Clearly, homophobic violence from within Palestinian society against the LGBTQ community, and the exclusion of the LGBTQ community from the Palestinian narrative are intimately related, and are surely basic issues crying out for resolution. Instead, however, while Palestinian homophobia has gradually received more attention over the past few years, a positive shift indicating that LGBTQ leaders are in fact adapting their priorities, that shift still doesn’t have much impact on the most public demonstration of LGBTQ organizing, on the streets.
But it goes even further: If there hadn’t been Palestinian flags at that demonstration, would that have concentrated attention on urgent LGBTQ issues rather than becoming a debate about Palestinian national identity? In other words, did intersectionality here actually do more harm than good to the cause of the Palestinian LGBTQ community?
While intersectionality is ideal in theory, in practice it encompasses too much, obscuring the targeting of specific needs. In the case of the protests against anti-LGBTQ violence: Who are they aimed at — the colonial power, or the deeply heteronormative Palestinian culture? For the organizers, this is an easy question to answer: Both, at once. But the Palestinian public is not yet ready for such a diffuse explanation of why they should accept LGBTQ visibility.
And what about the members of the LGBTQ community themselves, some of whom face violence, or intimidation, fear exposing their sexual or gender identity, or want to actively contribute to the struggle to confront and solve exactly these issues, without discarding the Palestinian national struggle, but also without making one contingent upon the other?
It strikes me as a poor strategy to demand participants always simultaneously claim their Palestinian-hood alongside their queerness alongside calling to end the occupation.
While these demonstrations are a hugely welcome milestone for the LGBTQ Palestinian struggle, they effectively denied space to those in the Palestinian LGBTQ community who want to highlight LGBTQ issues in their embedded sociocultural context, and to confront how they experience anti-LGBTQ hostility: the contentions that homosexuality is foreign, western, unnatural, and against the religious structures of Palestinian society.
Such an approach is surely both as reasonable and legitimate as dominant current framing of LGBTQ struggles as nationalist and anti-colonial.

**Directives:**
1 – In the excerpt on Palestinian LGBTQ activism, what answer do the organizers give to the question of whom the protests against anti-LGBTQ violence are aimed at?
2 – Reproduce everything in the excerpt on Palestinian LGBTQ activism from "While intersectionality is" down to "upon the other?".
The material that comes next is not needed for this work.

Rows taken from a layout dataset
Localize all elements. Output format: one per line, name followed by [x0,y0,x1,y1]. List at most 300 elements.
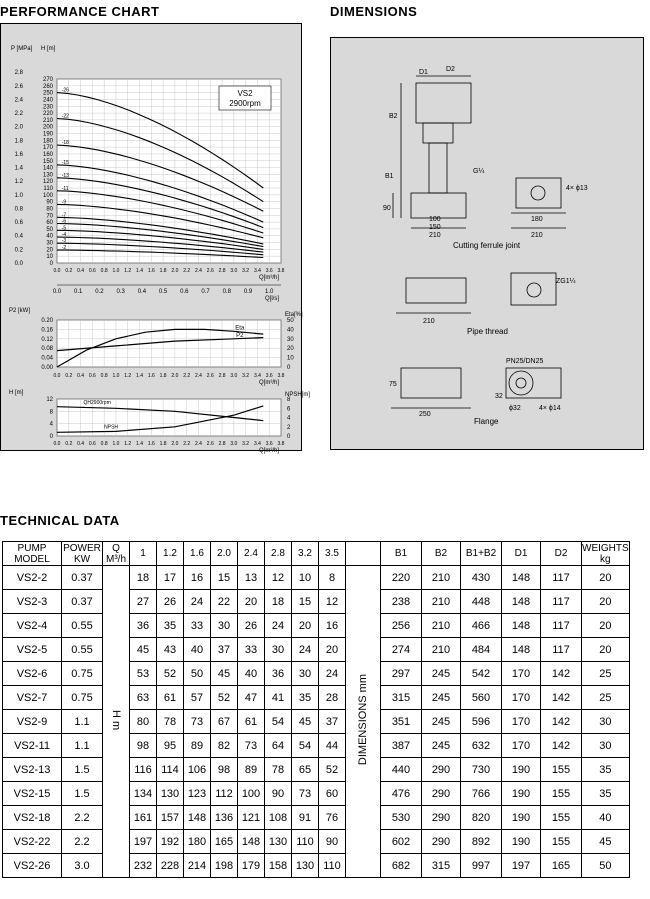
head-cell: 192 [157,830,184,854]
x-tick-label: 1.8 [159,441,167,447]
pump-model-cell: VS2-3 [3,590,62,614]
p-tick-label: 1.6 [14,151,23,158]
h-unit-cell [103,566,130,878]
table-row [3,590,630,614]
head-cell: 73 [184,710,211,734]
h-tick-label: 160 [42,151,53,158]
p-tick-label: 1.4 [14,165,23,172]
dimension-cell: 632 [461,734,502,758]
x-tick-label: 0.8 [100,268,108,274]
x-tick-label: 0.4 [77,441,85,447]
head-cell: 91 [292,806,319,830]
curve-label: -6 [61,218,67,225]
dimension-cell: 484 [461,638,502,662]
weight-cell: 30 [582,734,630,758]
eta-tick-label: 50 [287,318,294,324]
x-tick-label: 2.0 [171,441,179,447]
head-cell: 82 [211,734,238,758]
dimension-cell: 245 [422,710,461,734]
x-tick-label: 2.0 [171,268,179,274]
dimension-cell: 170 [502,686,541,710]
dimension-cell: 530 [381,806,422,830]
dim-label-pipe-210: 210 [423,318,435,325]
x-tick-label: 1.4 [136,441,144,447]
p2-tick-label: 0.16 [41,327,53,334]
x2-tick-label: 0.9 [243,289,253,295]
curve-label: -3 [61,238,67,245]
dim-label-holes: 4× ϕ13 [566,185,588,192]
dimension-cell: 142 [541,662,582,686]
head-cell: 232 [130,854,157,878]
x-axis-label: Q[m³/h] [258,380,279,386]
table-row [3,638,630,662]
x-tick-label: 1.6 [147,373,155,379]
h-tick-label: 170 [42,145,53,152]
head-cell: 45 [211,662,238,686]
pump-model-cell: VS2-11 [3,734,62,758]
head-cell: 78 [265,758,292,782]
weight-cell: 30 [582,710,630,734]
eta-tick-label: 0 [287,365,291,371]
curve-label: -13 [61,172,69,179]
h-unit-label: H m [110,709,122,731]
weight-cell: 50 [582,854,630,878]
head-cell: 106 [184,758,211,782]
eta-tick-label: 20 [287,346,294,353]
dimension-cell: 245 [422,686,461,710]
header-flow-6: 3.2 [292,542,319,566]
table-row [3,830,630,854]
h-tick-label: 250 [42,90,53,97]
power-cell: 0.75 [62,686,103,710]
side-view-box [516,178,561,208]
eta-tick-label: 40 [287,327,294,334]
head-cell: 43 [157,638,184,662]
head-cell: 45 [130,638,157,662]
x-tick-label: 1.0 [112,268,120,274]
dimension-cell: 170 [502,734,541,758]
dim-label-210: 210 [429,232,441,239]
x-tick-label: 2.2 [183,373,191,379]
h-tick-label: 230 [42,104,53,111]
table-row [3,614,630,638]
h-tick-label: 60 [46,220,53,227]
dimension-cell: 117 [541,614,582,638]
x-tick-label: 1.2 [124,268,132,274]
x-tick-label: 0.2 [65,373,73,379]
power-cell: 0.37 [62,566,103,590]
curve-label: Eta [235,325,245,332]
dimension-cell: 274 [381,638,422,662]
head-cell: 60 [319,782,346,806]
x2-axis-label: Q[l/s] [264,296,279,302]
table-row [3,566,630,590]
h-tick-label: 210 [42,117,53,124]
dimension-cell: 440 [381,758,422,782]
header-flow-5: 2.8 [265,542,292,566]
header-b2: B2 [422,542,461,566]
dimension-cell: 466 [461,614,502,638]
head-cell: 52 [211,686,238,710]
p-tick-label: 2.8 [14,70,23,77]
head-cell: 53 [130,662,157,686]
dimension-cell: 448 [461,590,502,614]
h-axis-label: H [m] [9,390,24,396]
power-cell: 1.5 [62,782,103,806]
x2-tick-label: 0.1 [74,289,83,295]
dim-label-zg: ZG1¼ [556,278,576,285]
npsh-tick-label: 8 [287,397,291,403]
head-cell: 148 [184,806,211,830]
dimension-cell: 155 [541,830,582,854]
head-cell: 44 [319,734,346,758]
power-cell: 1.1 [62,734,103,758]
table-row [3,710,630,734]
p2-tick-label: 0.00 [41,365,53,371]
dimension-cell: 155 [541,758,582,782]
p-tick-label: 0.6 [14,220,23,227]
head-cell: 123 [184,782,211,806]
weight-cell: 25 [582,662,630,686]
head-cell: 112 [211,782,238,806]
head-cell: 136 [211,806,238,830]
head-cell: 45 [292,710,319,734]
head-cell: 89 [238,758,265,782]
x2-tick-label: 0.0 [52,289,62,295]
x2-tick-label: 0.3 [116,289,125,295]
dimension-cell: 148 [502,590,541,614]
motor-flange [423,123,453,143]
p2-tick-label: 0.20 [41,318,53,324]
p-tick-label: 0.4 [14,233,23,240]
weight-cell: 40 [582,806,630,830]
eta-tick-label: 30 [287,336,294,343]
pump-model-cell: VS2-13 [3,758,62,782]
head-cell: 36 [130,614,157,638]
x-tick-label: 0.6 [88,268,96,274]
npsh-tick-label: 0 [287,434,291,440]
x-tick-label: 0.6 [88,373,96,379]
table-row [3,734,630,758]
dimension-cell: 117 [541,638,582,662]
x-tick-label: 3.8 [277,441,285,447]
header-flow-1: 1.2 [157,542,184,566]
h-tick-label: 270 [42,77,53,83]
x-tick-label: 2.0 [171,373,179,379]
table-row [3,662,630,686]
head-cell: 33 [184,614,211,638]
x-tick-label: 2.8 [218,441,226,447]
head-cell: 26 [157,590,184,614]
header-q [103,542,130,566]
head-cell: 12 [265,566,292,590]
head-cell: 54 [292,734,319,758]
dim-label-32: 32 [495,393,503,400]
dim-label-pn: PN25/DN25 [506,358,544,365]
header-b1: B1 [381,542,422,566]
performance-panel [0,23,311,454]
curve-label: -15 [61,159,69,166]
dimension-cell: 387 [381,734,422,758]
head-cell: 52 [319,758,346,782]
p2-axis-label: P2 [kW] [9,308,31,314]
header-d1: D1 [502,542,541,566]
h-tick-label: 190 [42,131,53,138]
h-axis-label: H [m] [41,46,56,52]
head-cell: 30 [211,614,238,638]
pump-model-cell: VS2-18 [3,806,62,830]
head-cell: 116 [130,758,157,782]
p2-tick-label: 0.04 [41,355,53,362]
x-tick-label: 0.0 [53,373,61,379]
dim-label-b1: B1 [385,173,394,180]
pump-base [411,193,466,218]
head-cell: 41 [265,686,292,710]
header-d2: D2 [541,542,582,566]
dimension-cell: 148 [502,566,541,590]
head-cell: 64 [265,734,292,758]
head-cell: 35 [157,614,184,638]
head-cell: 114 [157,758,184,782]
x-tick-label: 3.6 [265,373,273,379]
pump-model-cell: VS2-26 [3,854,62,878]
head-cell: 228 [157,854,184,878]
chart-title: VS2 [237,89,253,98]
dim-label-250: 250 [419,411,431,418]
x-tick-label: 3.0 [230,268,238,274]
head-cell: 24 [265,614,292,638]
x2-tick-label: 0.4 [137,289,147,295]
head-cell: 33 [238,638,265,662]
head-cell: 61 [157,686,184,710]
header-weights-unit: kg [600,553,611,565]
curve-label: -26 [61,87,69,94]
head-cell: 134 [130,782,157,806]
weight-cell: 35 [582,758,630,782]
x-tick-label: 1.0 [112,441,120,447]
pump-model-cell: VS2-22 [3,830,62,854]
eta-tick-label: 10 [287,355,294,362]
x-tick-label: 1.8 [159,268,167,274]
h-tick-label: 20 [46,247,53,254]
head-cell: 37 [319,710,346,734]
h-tick-label: 180 [42,138,53,145]
power-cell: 3.0 [62,854,103,878]
dim-label-150: 150 [429,224,441,231]
head-cell: 40 [184,638,211,662]
x-tick-label: 0.4 [77,373,85,379]
caption-flange: Flange [474,417,499,426]
dimension-cell: 210 [422,590,461,614]
x-tick-label: 1.4 [136,268,144,274]
dimension-cell: 190 [502,806,541,830]
head-cell: 89 [184,734,211,758]
head-cell: 98 [130,734,157,758]
head-cell: 214 [184,854,211,878]
dim-label-g: G¼ [473,168,485,175]
dimension-cell: 290 [422,782,461,806]
x-tick-label: 3.4 [253,373,261,379]
x-tick-label: 1.4 [136,373,144,379]
side-view-port [531,186,545,200]
head-cell: 13 [238,566,265,590]
header-flow-3: 2.0 [211,542,238,566]
head-cell: 180 [184,830,211,854]
dimensions-panel [330,37,644,450]
power-cell: 1.5 [62,758,103,782]
dimension-cell: 560 [461,686,502,710]
pump-model-cell: VS2-4 [3,614,62,638]
x-tick-label: 2.8 [218,268,226,274]
dimension-cell: 245 [422,734,461,758]
curve-label: -22 [61,113,69,120]
dimension-cell: 297 [381,662,422,686]
npsh-tick-label: 2 [287,424,291,431]
weight-cell: 25 [582,686,630,710]
dim-label-210b: 210 [531,232,543,239]
dimension-cell: 210 [422,614,461,638]
h-tick-label: 70 [46,213,53,220]
head-cell: 161 [130,806,157,830]
dimension-cell: 165 [541,854,582,878]
head-cell: 12 [319,590,346,614]
dimension-drawings [331,38,643,449]
x2-tick-label: 0.2 [95,289,104,295]
dim-label-90: 90 [383,205,391,212]
head-cell: 158 [265,854,292,878]
weight-cell: 35 [582,782,630,806]
dimension-cell: 210 [422,638,461,662]
dimension-cell: 245 [422,662,461,686]
dimension-cell: 117 [541,590,582,614]
head-cell: 110 [292,830,319,854]
head-cell: 165 [211,830,238,854]
h-tick-label: 100 [42,192,53,199]
pipe-thread-view [406,278,466,303]
head-cell: 67 [211,710,238,734]
curve-label: NPSH [104,424,119,431]
head-cell: 197 [130,830,157,854]
head-cell: 130 [292,854,319,878]
x-tick-label: 1.2 [124,373,132,379]
power-cell: 1.1 [62,710,103,734]
dimension-cell: 220 [381,566,422,590]
dimension-cell: 148 [502,638,541,662]
dimension-cell: 315 [422,854,461,878]
p2-plot-area [57,320,281,367]
p-tick-label: 2.6 [14,83,23,90]
pump-model-cell: VS2-9 [3,710,62,734]
x-tick-label: 0.0 [53,441,61,447]
pump-model-cell: VS2-5 [3,638,62,662]
header-pump-model: PUMP MODEL [3,542,62,566]
dimension-cell: 197 [502,854,541,878]
x-tick-label: 2.6 [206,373,214,379]
head-cell: 15 [211,566,238,590]
dimension-cell: 997 [461,854,502,878]
table-row [3,782,630,806]
p-tick-label: 0.0 [14,261,23,267]
power-cell: 2.2 [62,806,103,830]
head-cell: 16 [319,614,346,638]
pipe-thread-side [511,273,556,305]
head-cell: 20 [319,638,346,662]
weight-cell: 45 [582,830,630,854]
x-tick-label: 3.4 [253,268,261,274]
header-flow-7: 3.5 [319,542,346,566]
head-cell: 95 [157,734,184,758]
head-cell: 40 [238,662,265,686]
dimension-cell: 142 [541,710,582,734]
dimensions-heading: DIMENSIONS [330,4,418,19]
x-tick-label: 1.2 [124,441,132,447]
x-tick-label: 3.6 [265,268,273,274]
head-cell: 76 [319,806,346,830]
x-axis-label: Q[m³/h] [258,275,279,281]
dimension-cell: 596 [461,710,502,734]
pump-model-cell: VS2-7 [3,686,62,710]
x-tick-label: 0.4 [77,268,85,274]
p2-tick-label: 0.08 [41,346,53,353]
h-tick-label: 8 [49,409,53,416]
dimension-cell: 315 [381,686,422,710]
technical-heading: TECHNICAL DATA [0,513,120,528]
dimension-cell: 210 [422,566,461,590]
head-cell: 179 [238,854,265,878]
caption-pipe-thread: Pipe thread [467,327,508,336]
x-tick-label: 0.8 [100,373,108,379]
dimensions-unit-label: DIMENSIONS mm [357,674,369,766]
dimension-cell: 190 [502,830,541,854]
curve-label: -9 [61,199,67,206]
h-tick-label: 220 [42,111,53,118]
x-tick-label: 1.6 [147,441,155,447]
head-cell: 30 [265,638,292,662]
dimension-cell: 170 [502,662,541,686]
head-cell: 65 [292,758,319,782]
head-cell: 130 [157,782,184,806]
h-tick-label: 90 [46,199,53,206]
head-cell: 18 [130,566,157,590]
head-cell: 157 [157,806,184,830]
dimension-cell: 351 [381,710,422,734]
table-row [3,854,630,878]
x-tick-label: 2.2 [183,441,191,447]
head-cell: 61 [238,710,265,734]
head-cell: 10 [292,566,319,590]
head-cell: 8 [319,566,346,590]
curve-label: -5 [61,225,67,232]
head-cell: 24 [184,590,211,614]
dimension-cell: 142 [541,686,582,710]
h-tick-label: 0 [49,434,53,440]
h-tick-label: 80 [46,206,53,213]
table-header-row [3,542,630,566]
dimension-cell: 542 [461,662,502,686]
x-tick-label: 0.2 [65,268,73,274]
x2-tick-label: 1.0 [265,289,274,295]
dimension-cell: 155 [541,806,582,830]
head-cell: 198 [211,854,238,878]
x-tick-label: 3.2 [242,373,250,379]
header-q-unit: M³/h [106,553,126,565]
curve-label: -2 [61,245,67,252]
head-cell: 73 [292,782,319,806]
head-cell: 78 [157,710,184,734]
x-tick-label: 3.0 [230,441,238,447]
x-tick-label: 3.0 [230,373,238,379]
p-tick-label: 0.2 [14,247,23,254]
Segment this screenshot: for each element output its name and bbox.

**Replies:**
1 – Both the colonial power and the deeply heteronormative Palestinian culture, at once.

2 –
While intersectionality is ideal in theory, in practice it encompasses too much, obscuring the targeting of specific needs. In the case of the protests against anti-LGBTQ violence: Who are they aimed at — the colonial power, or the deeply heteronormative Palestinian culture? For the organizers, this is an easy question to answer: Both, at once. But the Palestinian public is not yet ready for such a diffuse explanation of why they should accept LGBTQ visibility.
And what about the members of the LGBTQ community themselves, some of whom face violence, or intimidation, fear exposing their sexual or gender identity, or want to actively contribute to the struggle to confront and solve exactly these issues, without discarding the Palestinian national struggle, but also without making one contingent upon the other?